Stored items:
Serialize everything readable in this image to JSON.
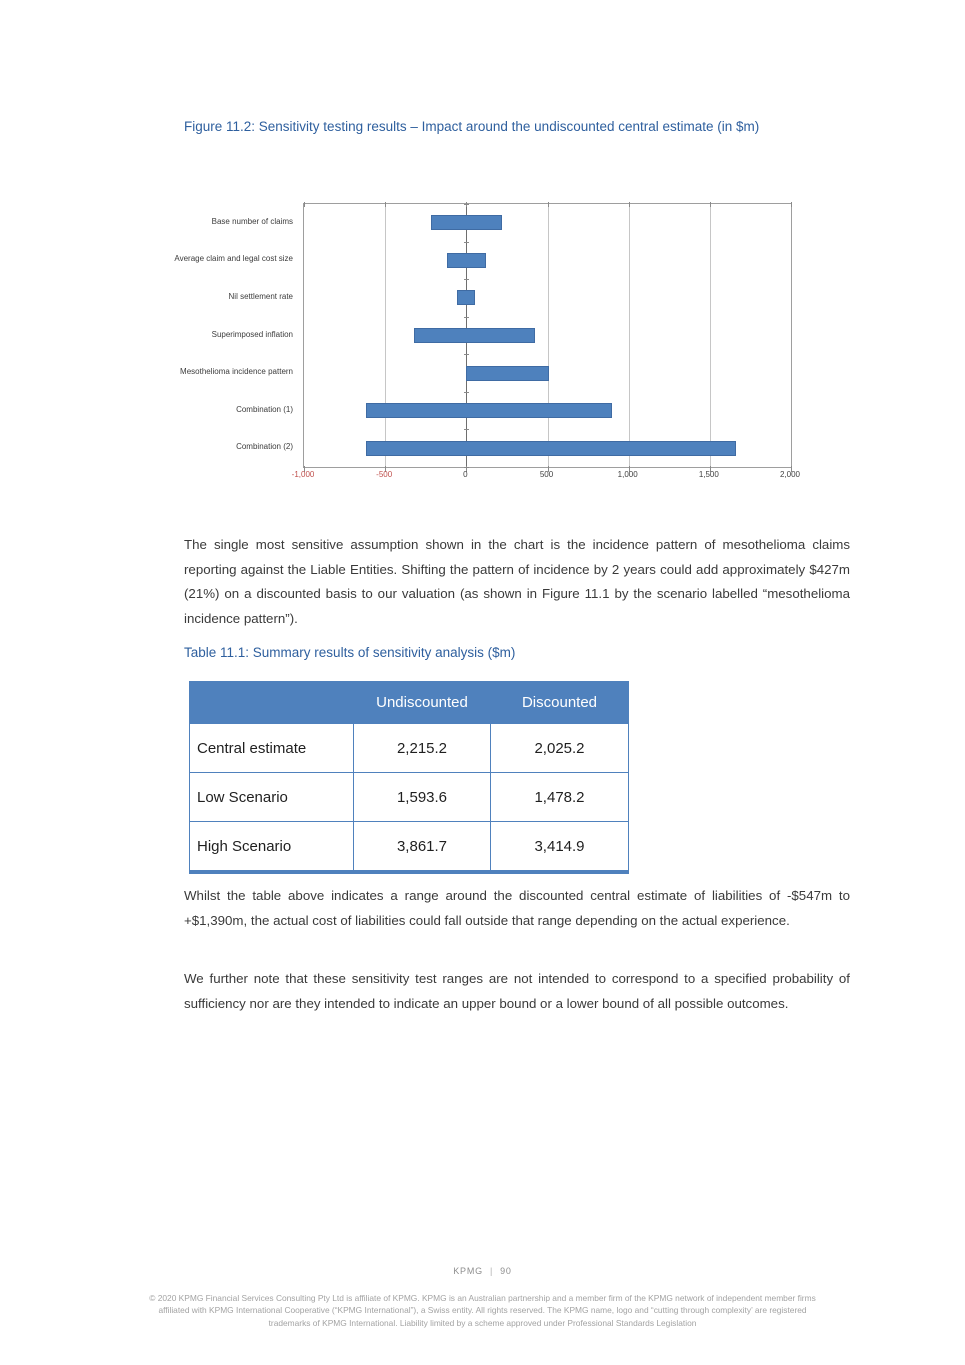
{
  "figure": {
    "caption": "Figure 11.2: Sensitivity testing results – Impact around the undiscounted central estimate (in $m)"
  },
  "chart_data": {
    "type": "bar",
    "orientation": "horizontal",
    "title": "Figure 11.2: Sensitivity testing results – Impact around the undiscounted central estimate (in $m)",
    "xlim": [
      -1000,
      2000
    ],
    "xticks": [
      -1000,
      -500,
      0,
      500,
      1000,
      1500,
      2000
    ],
    "xtick_labels": [
      "-1,000",
      "-500",
      "0",
      "500",
      "1,000",
      "1,500",
      "2,000"
    ],
    "grid": true,
    "legend": "none",
    "bar_color": "#4e81bd",
    "negative_tick_color": "#c0504d",
    "positive_tick_color": "#3f3f3f",
    "bars": [
      {
        "label": "Base number of claims",
        "from": -215,
        "to": 220
      },
      {
        "label": "Average claim and legal cost size",
        "from": -120,
        "to": 120
      },
      {
        "label": "Nil settlement rate",
        "from": -55,
        "to": 55
      },
      {
        "label": "Superimposed inflation",
        "from": -320,
        "to": 420
      },
      {
        "label": "Mesothelioma incidence pattern",
        "from": 0,
        "to": 510
      },
      {
        "label": "Combination (1)",
        "from": -620,
        "to": 900
      },
      {
        "label": "Combination (2)",
        "from": -620,
        "to": 1660
      }
    ]
  },
  "paragraphs": [
    "The single most sensitive assumption shown in the chart is the incidence pattern of mesothelioma claims reporting against the Liable Entities. Shifting the pattern of incidence by 2 years could add approximately $427m (21%) on a discounted basis to our valuation (as shown in Figure 11.1 by the scenario labelled “mesothelioma incidence pattern”).",
    "Whilst the table above indicates a range around the discounted central estimate of liabilities of -$547m to +$1,390m, the actual cost of liabilities could fall outside that range depending on the actual experience.",
    "We further note that these sensitivity test ranges are not intended to correspond to a specified probability of sufficiency nor are they intended to indicate an upper bound or a lower bound of all possible outcomes."
  ],
  "table": {
    "caption": "Table 11.1: Summary results of sensitivity analysis ($m)",
    "header": [
      "",
      "Undiscounted",
      "Discounted"
    ],
    "rows": [
      {
        "label": "Central estimate",
        "undiscounted": "2,215.2",
        "discounted": "2,025.2"
      },
      {
        "label": "Low Scenario",
        "undiscounted": "1,593.6",
        "discounted": "1,478.2"
      },
      {
        "label": "High Scenario",
        "undiscounted": "3,861.7",
        "discounted": "3,414.9"
      }
    ],
    "header_bg": "#4f81bd",
    "header_text_color": "#ffffff",
    "border_color": "#4f81bd"
  },
  "colors": {
    "caption_blue": "#2e5f9e",
    "body_text": "#3a3a3a"
  },
  "footer": {
    "brand": "KPMG",
    "separator": "|",
    "page_number": "90",
    "legal_lines": [
      "© 2020 KPMG Financial Services Consulting Pty Ltd is affiliate of KPMG. KPMG is an Australian partnership and a member firm of the KPMG network of independent member firms",
      "affiliated with KPMG International Cooperative (“KPMG International”), a Swiss entity. All rights reserved. The KPMG name, logo and “cutting through complexity’ are registered",
      "trademarks of KPMG International. Liability limited by a scheme approved under Professional Standards Legislation"
    ]
  }
}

#### [Exercise description]
Find each line holding the string "from" and copy it out.

#### [Exercise result]
        "from": -215,
        "from": -120,
        "from": -55,
        "from": -320,
        "from": 0,
        "from": -620,
        "from": -620,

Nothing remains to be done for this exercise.